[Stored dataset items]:
········

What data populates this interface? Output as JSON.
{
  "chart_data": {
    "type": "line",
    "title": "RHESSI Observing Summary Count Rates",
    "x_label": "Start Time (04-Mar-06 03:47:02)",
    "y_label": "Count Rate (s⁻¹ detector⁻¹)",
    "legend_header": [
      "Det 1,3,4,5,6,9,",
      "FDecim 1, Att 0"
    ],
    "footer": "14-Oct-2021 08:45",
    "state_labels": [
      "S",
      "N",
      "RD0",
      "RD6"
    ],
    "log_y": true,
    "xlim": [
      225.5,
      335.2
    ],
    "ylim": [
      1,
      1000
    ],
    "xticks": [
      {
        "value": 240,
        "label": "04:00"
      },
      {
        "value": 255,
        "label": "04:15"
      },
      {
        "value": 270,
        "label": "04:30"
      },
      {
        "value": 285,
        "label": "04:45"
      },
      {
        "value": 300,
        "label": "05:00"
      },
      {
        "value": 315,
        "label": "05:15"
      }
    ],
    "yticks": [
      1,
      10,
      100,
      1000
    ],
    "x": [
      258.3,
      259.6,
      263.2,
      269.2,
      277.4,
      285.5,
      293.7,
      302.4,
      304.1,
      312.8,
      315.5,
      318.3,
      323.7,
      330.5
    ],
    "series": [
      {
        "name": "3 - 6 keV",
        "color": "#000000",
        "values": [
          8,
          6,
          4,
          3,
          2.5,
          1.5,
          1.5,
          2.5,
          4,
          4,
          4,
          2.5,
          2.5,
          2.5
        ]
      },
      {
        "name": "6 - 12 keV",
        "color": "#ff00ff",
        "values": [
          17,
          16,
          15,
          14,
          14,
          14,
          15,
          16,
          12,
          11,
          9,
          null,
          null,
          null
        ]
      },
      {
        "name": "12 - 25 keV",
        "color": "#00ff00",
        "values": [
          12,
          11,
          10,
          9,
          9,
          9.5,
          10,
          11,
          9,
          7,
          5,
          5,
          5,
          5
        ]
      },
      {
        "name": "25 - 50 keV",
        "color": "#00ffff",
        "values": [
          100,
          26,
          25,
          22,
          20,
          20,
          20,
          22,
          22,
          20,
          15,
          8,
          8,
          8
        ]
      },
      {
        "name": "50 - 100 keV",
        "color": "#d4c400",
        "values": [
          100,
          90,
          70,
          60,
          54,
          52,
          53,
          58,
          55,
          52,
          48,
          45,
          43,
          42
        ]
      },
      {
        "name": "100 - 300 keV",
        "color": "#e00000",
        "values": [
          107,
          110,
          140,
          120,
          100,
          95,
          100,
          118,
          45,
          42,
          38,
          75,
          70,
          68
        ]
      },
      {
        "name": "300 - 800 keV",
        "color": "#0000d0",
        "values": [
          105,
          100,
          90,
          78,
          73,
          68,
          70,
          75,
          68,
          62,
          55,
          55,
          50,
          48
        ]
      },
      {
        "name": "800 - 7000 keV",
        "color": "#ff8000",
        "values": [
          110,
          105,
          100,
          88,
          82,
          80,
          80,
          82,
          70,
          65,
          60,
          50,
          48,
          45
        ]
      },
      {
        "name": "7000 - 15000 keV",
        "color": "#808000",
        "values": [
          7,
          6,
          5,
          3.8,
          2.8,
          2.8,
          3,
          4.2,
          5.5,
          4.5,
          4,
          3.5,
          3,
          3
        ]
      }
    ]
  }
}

········

[TASK OBJECTIVE]:
From the material given, work out how many lines hold the string "name"; state that number and nothing further.

[TASK ANSWER]:
9